--- Data shown ---
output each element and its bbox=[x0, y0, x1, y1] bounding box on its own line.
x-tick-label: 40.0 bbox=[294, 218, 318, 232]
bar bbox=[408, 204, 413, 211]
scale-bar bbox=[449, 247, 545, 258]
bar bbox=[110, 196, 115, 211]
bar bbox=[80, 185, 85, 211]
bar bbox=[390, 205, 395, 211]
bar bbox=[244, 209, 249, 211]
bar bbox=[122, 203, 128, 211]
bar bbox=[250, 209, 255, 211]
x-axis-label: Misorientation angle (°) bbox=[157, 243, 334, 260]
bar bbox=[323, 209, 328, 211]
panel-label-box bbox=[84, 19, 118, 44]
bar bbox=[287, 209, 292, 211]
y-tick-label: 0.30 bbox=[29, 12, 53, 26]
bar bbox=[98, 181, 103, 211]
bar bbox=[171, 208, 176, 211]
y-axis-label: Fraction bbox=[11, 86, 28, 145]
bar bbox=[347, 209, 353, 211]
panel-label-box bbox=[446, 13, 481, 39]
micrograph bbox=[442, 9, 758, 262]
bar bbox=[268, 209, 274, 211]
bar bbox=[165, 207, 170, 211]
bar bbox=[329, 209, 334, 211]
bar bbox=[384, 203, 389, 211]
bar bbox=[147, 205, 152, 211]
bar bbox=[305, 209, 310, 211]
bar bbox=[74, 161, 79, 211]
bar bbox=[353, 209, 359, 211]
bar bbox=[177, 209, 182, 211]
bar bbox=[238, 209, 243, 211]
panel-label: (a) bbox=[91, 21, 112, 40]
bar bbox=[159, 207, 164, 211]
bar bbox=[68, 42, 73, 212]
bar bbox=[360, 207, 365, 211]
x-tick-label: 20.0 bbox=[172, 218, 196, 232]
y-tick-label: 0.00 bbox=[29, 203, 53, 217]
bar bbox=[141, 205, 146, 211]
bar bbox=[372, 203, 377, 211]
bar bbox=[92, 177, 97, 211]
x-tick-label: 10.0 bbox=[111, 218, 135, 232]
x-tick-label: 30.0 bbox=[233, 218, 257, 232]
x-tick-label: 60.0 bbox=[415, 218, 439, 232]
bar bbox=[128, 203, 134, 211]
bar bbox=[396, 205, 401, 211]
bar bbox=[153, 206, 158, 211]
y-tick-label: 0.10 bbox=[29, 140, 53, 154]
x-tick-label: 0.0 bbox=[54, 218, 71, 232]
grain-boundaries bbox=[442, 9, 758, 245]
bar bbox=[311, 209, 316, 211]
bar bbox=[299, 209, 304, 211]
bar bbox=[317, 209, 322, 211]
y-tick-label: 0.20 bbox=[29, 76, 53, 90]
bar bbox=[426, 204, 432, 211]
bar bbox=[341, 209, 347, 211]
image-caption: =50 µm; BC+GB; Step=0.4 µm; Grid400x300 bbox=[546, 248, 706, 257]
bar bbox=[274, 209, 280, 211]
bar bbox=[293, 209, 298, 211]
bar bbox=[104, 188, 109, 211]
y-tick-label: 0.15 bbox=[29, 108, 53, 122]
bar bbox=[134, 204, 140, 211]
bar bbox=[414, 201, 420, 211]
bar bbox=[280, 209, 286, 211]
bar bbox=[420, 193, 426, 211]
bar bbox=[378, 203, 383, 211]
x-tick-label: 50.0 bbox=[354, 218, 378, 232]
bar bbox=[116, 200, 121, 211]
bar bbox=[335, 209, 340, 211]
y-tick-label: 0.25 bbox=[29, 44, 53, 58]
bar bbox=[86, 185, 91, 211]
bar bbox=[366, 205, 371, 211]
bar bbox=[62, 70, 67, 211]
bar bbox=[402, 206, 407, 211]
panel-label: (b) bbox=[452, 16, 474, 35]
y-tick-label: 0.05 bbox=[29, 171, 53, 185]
---
Exercise directions
Rewrite the lines from the first one above through the line containing "bar bbox=[92, 177, 97, 211]", substituting "image" for "micrograph" and keeping everything else the same.

Answer for the task
output each element and its bbox=[x0, y0, x1, y1] bounding box on its own line.
x-tick-label: 40.0 bbox=[294, 218, 318, 232]
bar bbox=[408, 204, 413, 211]
scale-bar bbox=[449, 247, 545, 258]
bar bbox=[110, 196, 115, 211]
bar bbox=[80, 185, 85, 211]
bar bbox=[390, 205, 395, 211]
bar bbox=[244, 209, 249, 211]
bar bbox=[122, 203, 128, 211]
bar bbox=[250, 209, 255, 211]
x-axis-label: Misorientation angle (°) bbox=[157, 243, 334, 260]
bar bbox=[323, 209, 328, 211]
panel-label-box bbox=[84, 19, 118, 44]
bar bbox=[287, 209, 292, 211]
y-tick-label: 0.30 bbox=[29, 12, 53, 26]
bar bbox=[98, 181, 103, 211]
bar bbox=[171, 208, 176, 211]
y-axis-label: Fraction bbox=[11, 86, 28, 145]
bar bbox=[347, 209, 353, 211]
panel-label-box bbox=[446, 13, 481, 39]
image bbox=[442, 9, 758, 262]
bar bbox=[268, 209, 274, 211]
bar bbox=[165, 207, 170, 211]
bar bbox=[329, 209, 334, 211]
bar bbox=[384, 203, 389, 211]
bar bbox=[147, 205, 152, 211]
bar bbox=[305, 209, 310, 211]
bar bbox=[74, 161, 79, 211]
bar bbox=[353, 209, 359, 211]
bar bbox=[177, 209, 182, 211]
bar bbox=[238, 209, 243, 211]
panel-label: (a) bbox=[91, 21, 112, 40]
bar bbox=[159, 207, 164, 211]
bar bbox=[68, 42, 73, 212]
bar bbox=[360, 207, 365, 211]
x-tick-label: 20.0 bbox=[172, 218, 196, 232]
y-tick-label: 0.00 bbox=[29, 203, 53, 217]
bar bbox=[141, 205, 146, 211]
bar bbox=[372, 203, 377, 211]
bar bbox=[92, 177, 97, 211]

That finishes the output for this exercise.